A single number is the answer here: how many lines of the entries contain "values"?

━━ Record excerpts

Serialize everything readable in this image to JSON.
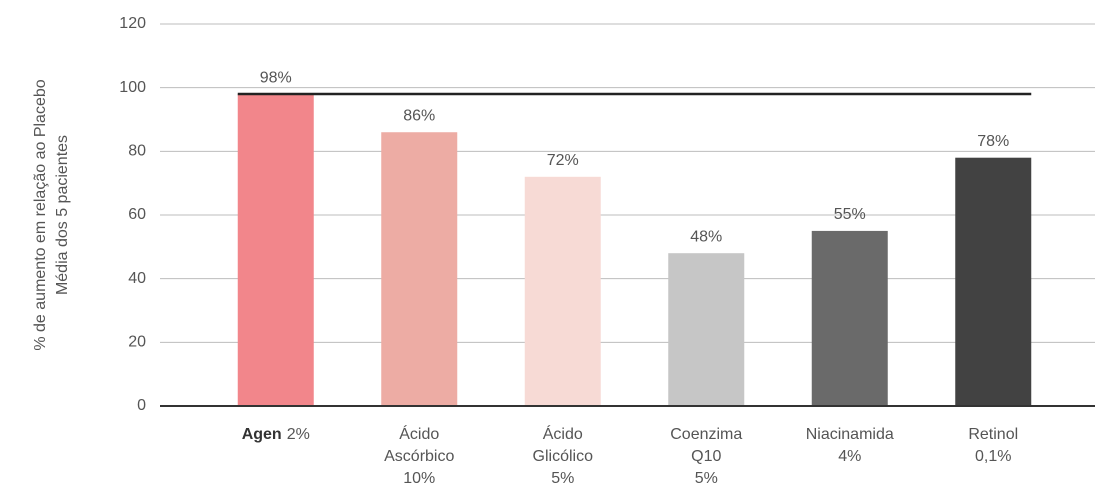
{
  "chart_data": {
    "type": "bar",
    "ylabel": [
      "% de aumento em relação ao Placebo",
      "Média dos 5 pacientes"
    ],
    "categories": [
      [
        [
          "Agen",
          "2%"
        ]
      ],
      [
        "Ácido",
        "Ascórbico",
        "10%"
      ],
      [
        "Ácido",
        "Glicólico",
        "5%"
      ],
      [
        "Coenzima",
        "Q10",
        "5%"
      ],
      [
        "Niacinamida",
        "4%"
      ],
      [
        "Retinol",
        "0,1%"
      ]
    ],
    "values": [
      98,
      86,
      72,
      48,
      55,
      78
    ],
    "value_labels": [
      "98%",
      "86%",
      "72%",
      "48%",
      "55%",
      "78%"
    ],
    "colors": [
      "#f2868b",
      "#edaca4",
      "#f7dad5",
      "#c6c6c6",
      "#6a6a6a",
      "#424242"
    ],
    "reference_line": 98,
    "ylim": [
      0,
      120
    ],
    "yticks": [
      0,
      20,
      40,
      60,
      80,
      100,
      120
    ],
    "grid": true
  }
}
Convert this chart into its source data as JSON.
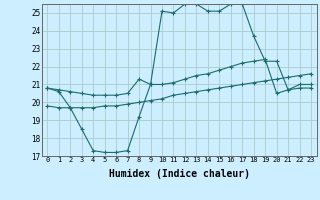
{
  "title": "",
  "xlabel": "Humidex (Indice chaleur)",
  "bg_color": "#cceeff",
  "grid_color": "#aacccc",
  "line_color": "#1a6b6b",
  "xlim": [
    -0.5,
    23.5
  ],
  "ylim": [
    17,
    25.5
  ],
  "yticks": [
    17,
    18,
    19,
    20,
    21,
    22,
    23,
    24,
    25
  ],
  "xticks": [
    0,
    1,
    2,
    3,
    4,
    5,
    6,
    7,
    8,
    9,
    10,
    11,
    12,
    13,
    14,
    15,
    16,
    17,
    18,
    19,
    20,
    21,
    22,
    23
  ],
  "line1_x": [
    0,
    1,
    2,
    3,
    4,
    5,
    6,
    7,
    8,
    9,
    10,
    11,
    12,
    13,
    14,
    15,
    16,
    17,
    18,
    19,
    20,
    21,
    22,
    23
  ],
  "line1_y": [
    20.8,
    20.6,
    19.7,
    18.5,
    17.3,
    17.2,
    17.2,
    17.3,
    19.2,
    21.0,
    25.1,
    25.0,
    25.5,
    25.5,
    25.1,
    25.1,
    25.5,
    25.5,
    23.7,
    22.3,
    22.3,
    20.7,
    20.8,
    20.8
  ],
  "line2_x": [
    0,
    1,
    2,
    3,
    4,
    5,
    6,
    7,
    8,
    9,
    10,
    11,
    12,
    13,
    14,
    15,
    16,
    17,
    18,
    19,
    20,
    21,
    22,
    23
  ],
  "line2_y": [
    20.8,
    20.7,
    20.6,
    20.5,
    20.4,
    20.4,
    20.4,
    20.5,
    21.3,
    21.0,
    21.0,
    21.1,
    21.3,
    21.5,
    21.6,
    21.8,
    22.0,
    22.2,
    22.3,
    22.4,
    20.5,
    20.7,
    21.0,
    21.0
  ],
  "line3_x": [
    0,
    1,
    2,
    3,
    4,
    5,
    6,
    7,
    8,
    9,
    10,
    11,
    12,
    13,
    14,
    15,
    16,
    17,
    18,
    19,
    20,
    21,
    22,
    23
  ],
  "line3_y": [
    19.8,
    19.7,
    19.7,
    19.7,
    19.7,
    19.8,
    19.8,
    19.9,
    20.0,
    20.1,
    20.2,
    20.4,
    20.5,
    20.6,
    20.7,
    20.8,
    20.9,
    21.0,
    21.1,
    21.2,
    21.3,
    21.4,
    21.5,
    21.6
  ]
}
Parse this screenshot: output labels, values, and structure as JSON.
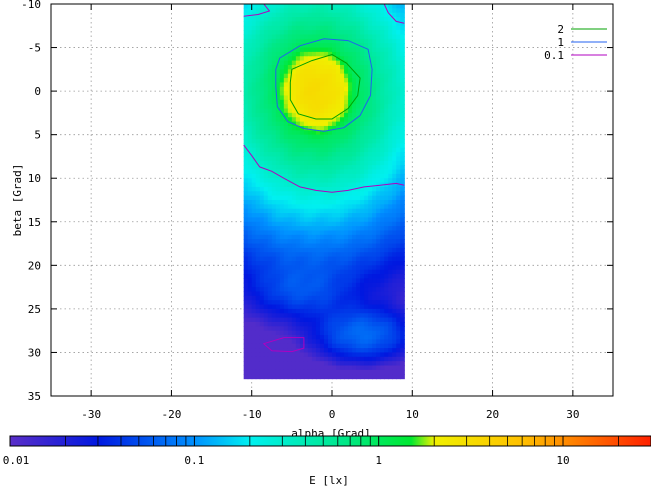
{
  "chart_data": {
    "type": "heatmap",
    "xlabel": "alpha [Grad]",
    "ylabel": "beta [Grad]",
    "colorbar_label": "E [lx]",
    "xlim": [
      -35,
      35
    ],
    "ylim": [
      35,
      -10
    ],
    "x_ticks": [
      -30,
      -20,
      -10,
      0,
      10,
      20,
      30
    ],
    "y_ticks": [
      -10,
      -5,
      0,
      5,
      10,
      15,
      20,
      25,
      30,
      35
    ],
    "grid": true,
    "data_extent": {
      "x": [
        -11,
        9
      ],
      "y": [
        -10,
        33
      ]
    },
    "colorbar": {
      "scale": "log",
      "range": [
        0.01,
        30
      ],
      "ticks": [
        {
          "label": "0.01",
          "value": 0.01
        },
        {
          "label": "0.1",
          "value": 0.1
        },
        {
          "label": "1",
          "value": 1
        },
        {
          "label": "10",
          "value": 10
        }
      ],
      "stops": [
        {
          "value": 0.01,
          "color": "#5a2ec8"
        },
        {
          "value": 0.03,
          "color": "#0018e0"
        },
        {
          "value": 0.1,
          "color": "#0090ff"
        },
        {
          "value": 0.2,
          "color": "#00f0f0"
        },
        {
          "value": 0.6,
          "color": "#00e890"
        },
        {
          "value": 1.5,
          "color": "#00e830"
        },
        {
          "value": 2.0,
          "color": "#f0f000"
        },
        {
          "value": 6,
          "color": "#ffc000"
        },
        {
          "value": 30,
          "color": "#ff2000"
        }
      ]
    },
    "legend": {
      "placement": "top-right",
      "entries": [
        {
          "label": "2",
          "color": "#00a000"
        },
        {
          "label": "1",
          "color": "#2060f0"
        },
        {
          "label": "0.1",
          "color": "#b000c0"
        }
      ]
    },
    "contours": [
      {
        "level": "2",
        "color": "#00a000",
        "points": [
          [
            -5,
            -2.5
          ],
          [
            -2.5,
            -3.5
          ],
          [
            0,
            -4.2
          ],
          [
            1.8,
            -3.2
          ],
          [
            3.5,
            -1.5
          ],
          [
            3.2,
            0.5
          ],
          [
            2,
            2.0
          ],
          [
            0,
            3.2
          ],
          [
            -2,
            3.2
          ],
          [
            -4.2,
            2.6
          ],
          [
            -5.2,
            1.0
          ],
          [
            -5.2,
            -1.0
          ]
        ]
      },
      {
        "level": "1",
        "color": "#2060f0",
        "points": [
          [
            -6.5,
            -3.8
          ],
          [
            -4,
            -5.2
          ],
          [
            -1,
            -6.0
          ],
          [
            2,
            -5.8
          ],
          [
            4.5,
            -4.8
          ],
          [
            5.0,
            -2.5
          ],
          [
            4.8,
            0.5
          ],
          [
            3.5,
            2.8
          ],
          [
            1.5,
            4.2
          ],
          [
            -1,
            4.6
          ],
          [
            -3.5,
            4.3
          ],
          [
            -5.5,
            3.5
          ],
          [
            -6.8,
            1.8
          ],
          [
            -7.0,
            -0.5
          ],
          [
            -7.0,
            -2.5
          ]
        ]
      },
      {
        "level": "0.1",
        "color": "#b000c0",
        "points": [
          [
            -11,
            6.2
          ],
          [
            -10,
            7.4
          ],
          [
            -9,
            8.7
          ],
          [
            -7.5,
            9.2
          ],
          [
            -6,
            10.0
          ],
          [
            -4,
            11.0
          ],
          [
            -2,
            11.4
          ],
          [
            0,
            11.6
          ],
          [
            2,
            11.4
          ],
          [
            4,
            11.0
          ],
          [
            6,
            10.8
          ],
          [
            8,
            10.6
          ],
          [
            9,
            10.8
          ]
        ]
      },
      {
        "level": "0.1",
        "color": "#b000c0",
        "points": [
          [
            -8.5,
            -10
          ],
          [
            -7.8,
            -9.2
          ],
          [
            -9.2,
            -8.8
          ],
          [
            -11,
            -8.6
          ]
        ]
      },
      {
        "level": "0.1",
        "color": "#b000c0",
        "points": [
          [
            6.5,
            -10
          ],
          [
            7.0,
            -9.0
          ],
          [
            8.0,
            -8.0
          ],
          [
            9,
            -7.8
          ]
        ]
      },
      {
        "level": "0.1",
        "color": "#b000c0",
        "closed": true,
        "points": [
          [
            -8.5,
            29.0
          ],
          [
            -6,
            28.3
          ],
          [
            -3.5,
            28.3
          ],
          [
            -3.5,
            29.5
          ],
          [
            -5,
            29.9
          ],
          [
            -7.5,
            29.8
          ]
        ]
      }
    ],
    "intensity_model": {
      "peak": {
        "x": -2,
        "y": 0,
        "value": 3.2
      },
      "secondary": [
        {
          "x": -4,
          "y": 23,
          "value": 0.03
        },
        {
          "x": 4,
          "y": 28,
          "value": 0.06
        }
      ]
    }
  }
}
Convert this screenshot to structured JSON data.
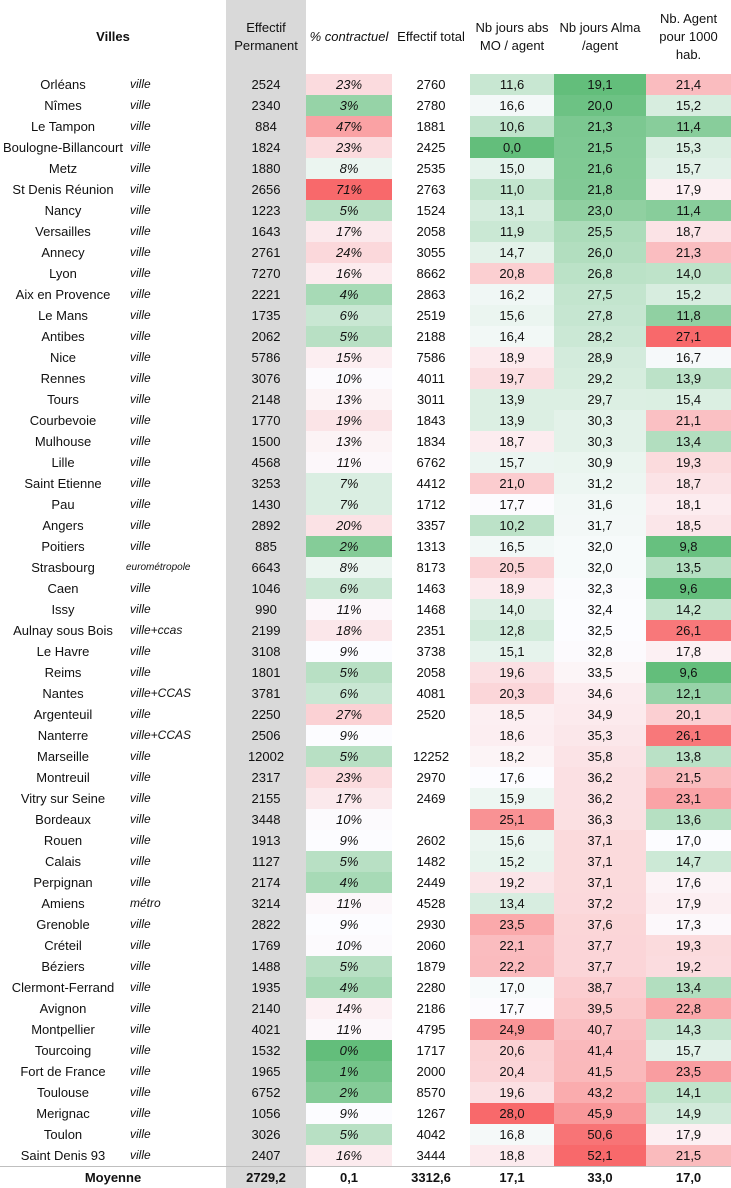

━━━━

◆ Exercise solution ◆
2